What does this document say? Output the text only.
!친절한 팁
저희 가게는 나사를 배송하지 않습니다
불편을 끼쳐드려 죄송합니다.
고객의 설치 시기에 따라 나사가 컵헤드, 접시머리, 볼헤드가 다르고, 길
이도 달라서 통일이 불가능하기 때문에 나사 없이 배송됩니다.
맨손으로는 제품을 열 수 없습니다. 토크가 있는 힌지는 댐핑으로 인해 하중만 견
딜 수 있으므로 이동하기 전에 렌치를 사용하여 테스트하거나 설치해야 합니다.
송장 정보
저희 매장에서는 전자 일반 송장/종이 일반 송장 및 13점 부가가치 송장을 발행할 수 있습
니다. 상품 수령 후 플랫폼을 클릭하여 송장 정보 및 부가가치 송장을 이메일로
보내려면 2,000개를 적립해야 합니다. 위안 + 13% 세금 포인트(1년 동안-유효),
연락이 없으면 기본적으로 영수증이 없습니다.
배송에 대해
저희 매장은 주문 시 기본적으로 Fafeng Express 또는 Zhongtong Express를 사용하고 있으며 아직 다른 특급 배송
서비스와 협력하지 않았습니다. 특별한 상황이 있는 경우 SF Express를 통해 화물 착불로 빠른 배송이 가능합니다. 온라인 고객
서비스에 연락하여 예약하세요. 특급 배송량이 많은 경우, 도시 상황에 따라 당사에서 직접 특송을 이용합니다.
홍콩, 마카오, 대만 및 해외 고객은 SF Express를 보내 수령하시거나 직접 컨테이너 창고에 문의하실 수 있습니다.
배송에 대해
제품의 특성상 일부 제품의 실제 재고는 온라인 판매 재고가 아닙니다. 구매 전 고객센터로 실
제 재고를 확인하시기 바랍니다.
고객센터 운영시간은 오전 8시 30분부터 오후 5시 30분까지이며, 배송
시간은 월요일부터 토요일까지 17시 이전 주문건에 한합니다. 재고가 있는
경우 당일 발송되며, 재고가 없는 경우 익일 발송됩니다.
- - - - - - -
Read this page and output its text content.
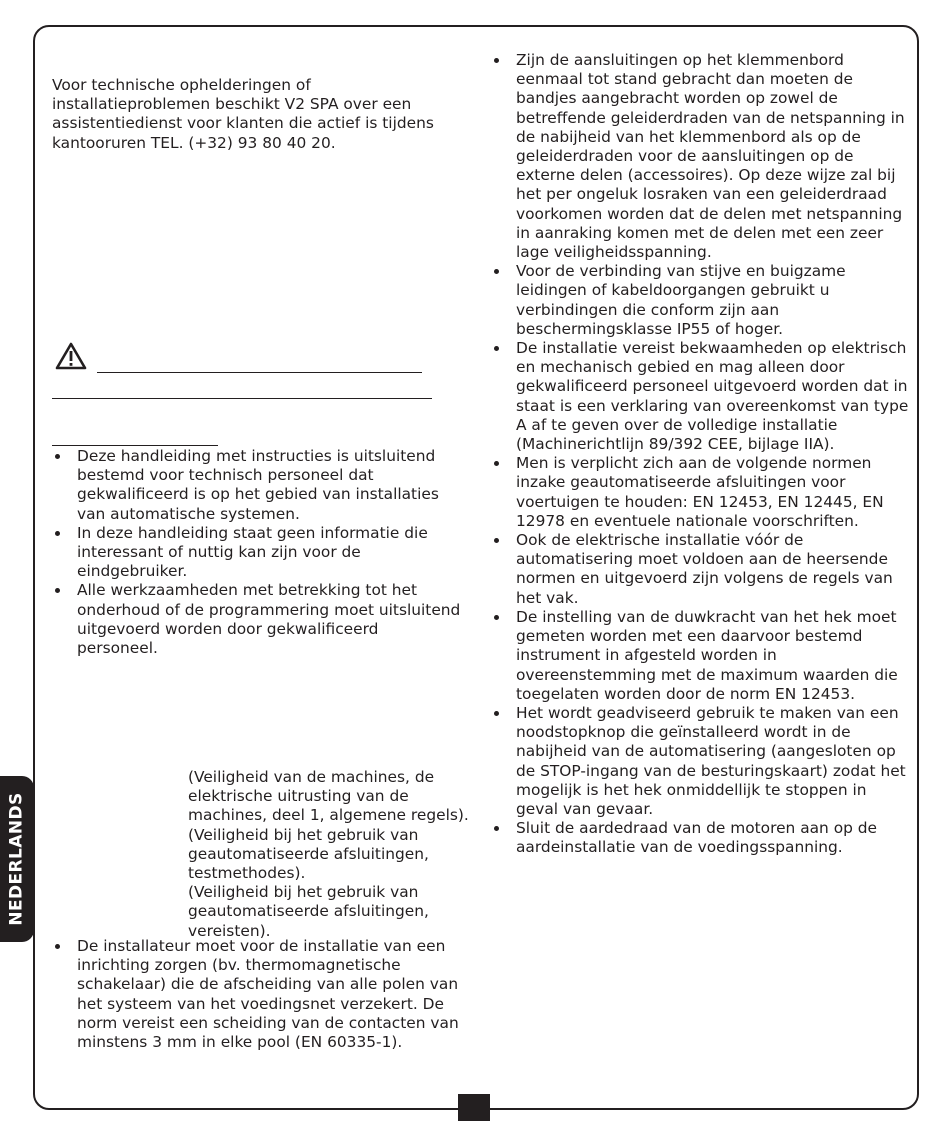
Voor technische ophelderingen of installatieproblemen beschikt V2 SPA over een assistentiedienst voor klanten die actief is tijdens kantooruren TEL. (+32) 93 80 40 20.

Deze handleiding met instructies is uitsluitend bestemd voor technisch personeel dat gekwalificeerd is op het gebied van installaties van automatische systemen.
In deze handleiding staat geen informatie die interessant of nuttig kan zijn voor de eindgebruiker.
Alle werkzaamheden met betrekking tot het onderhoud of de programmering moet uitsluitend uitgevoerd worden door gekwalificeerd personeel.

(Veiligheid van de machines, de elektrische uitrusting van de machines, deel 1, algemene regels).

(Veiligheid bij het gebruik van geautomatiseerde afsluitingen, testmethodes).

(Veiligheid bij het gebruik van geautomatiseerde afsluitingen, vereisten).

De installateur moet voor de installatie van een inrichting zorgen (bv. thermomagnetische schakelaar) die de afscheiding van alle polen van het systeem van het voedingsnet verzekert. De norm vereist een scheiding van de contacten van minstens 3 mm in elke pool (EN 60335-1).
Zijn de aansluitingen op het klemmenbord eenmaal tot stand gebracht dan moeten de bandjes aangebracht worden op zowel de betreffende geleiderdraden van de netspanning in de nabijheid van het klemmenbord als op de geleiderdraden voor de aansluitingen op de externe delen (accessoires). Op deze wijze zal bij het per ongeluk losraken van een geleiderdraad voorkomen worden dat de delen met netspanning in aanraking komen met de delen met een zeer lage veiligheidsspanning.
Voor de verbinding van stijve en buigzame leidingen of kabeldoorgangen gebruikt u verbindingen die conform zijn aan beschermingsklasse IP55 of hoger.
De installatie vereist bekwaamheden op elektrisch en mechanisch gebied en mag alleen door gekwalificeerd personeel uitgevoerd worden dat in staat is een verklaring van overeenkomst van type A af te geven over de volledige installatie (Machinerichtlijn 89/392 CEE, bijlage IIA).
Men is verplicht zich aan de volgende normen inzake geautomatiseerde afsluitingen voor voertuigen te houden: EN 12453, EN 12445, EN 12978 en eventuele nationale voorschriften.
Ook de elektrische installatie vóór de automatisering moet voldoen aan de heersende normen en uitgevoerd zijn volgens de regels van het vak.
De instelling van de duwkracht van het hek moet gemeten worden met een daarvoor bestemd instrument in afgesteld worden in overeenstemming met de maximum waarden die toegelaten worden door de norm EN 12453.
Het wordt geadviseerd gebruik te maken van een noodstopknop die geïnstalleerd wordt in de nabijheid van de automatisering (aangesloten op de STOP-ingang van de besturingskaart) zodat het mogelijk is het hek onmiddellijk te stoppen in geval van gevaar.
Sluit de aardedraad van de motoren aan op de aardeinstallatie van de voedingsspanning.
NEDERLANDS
- - - - - - -
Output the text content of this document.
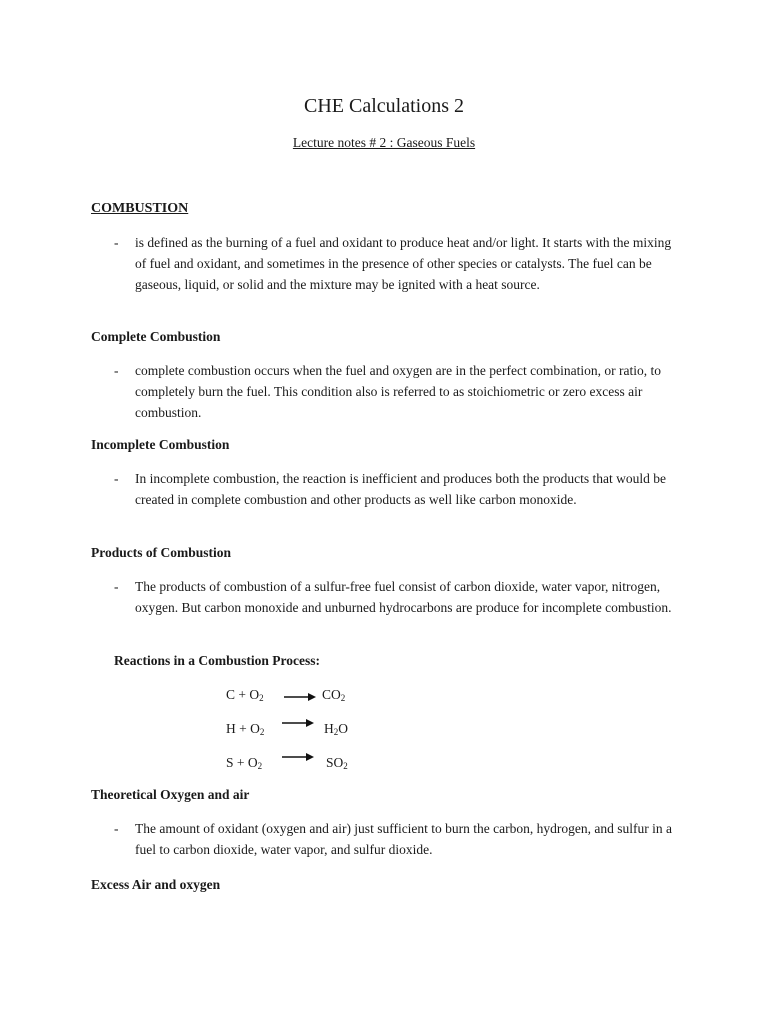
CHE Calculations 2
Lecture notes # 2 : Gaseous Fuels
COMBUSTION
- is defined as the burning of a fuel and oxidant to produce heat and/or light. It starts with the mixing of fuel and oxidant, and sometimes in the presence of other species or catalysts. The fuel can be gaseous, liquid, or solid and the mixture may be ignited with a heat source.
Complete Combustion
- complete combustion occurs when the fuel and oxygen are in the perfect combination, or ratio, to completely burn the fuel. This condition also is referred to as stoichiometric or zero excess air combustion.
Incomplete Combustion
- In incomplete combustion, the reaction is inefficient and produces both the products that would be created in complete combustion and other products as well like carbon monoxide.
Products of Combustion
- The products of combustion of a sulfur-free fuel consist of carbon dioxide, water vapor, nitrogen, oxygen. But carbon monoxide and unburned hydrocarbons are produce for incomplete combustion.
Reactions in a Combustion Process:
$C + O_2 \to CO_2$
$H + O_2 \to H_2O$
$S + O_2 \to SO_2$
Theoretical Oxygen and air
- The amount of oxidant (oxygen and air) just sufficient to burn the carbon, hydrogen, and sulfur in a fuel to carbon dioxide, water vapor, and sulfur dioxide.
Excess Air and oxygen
- - - - - - -
Written exercise: Write out every line from the entries where "regels" appears.

Result of this exercise:
(Veiligheid van de machines, de elektrische uitrusting van de machines, deel 1, algemene regels).
Ook de elektrische installatie vóór de automatisering moet voldoen aan de heersende normen en uitgevoerd zijn volgens de regels van het vak.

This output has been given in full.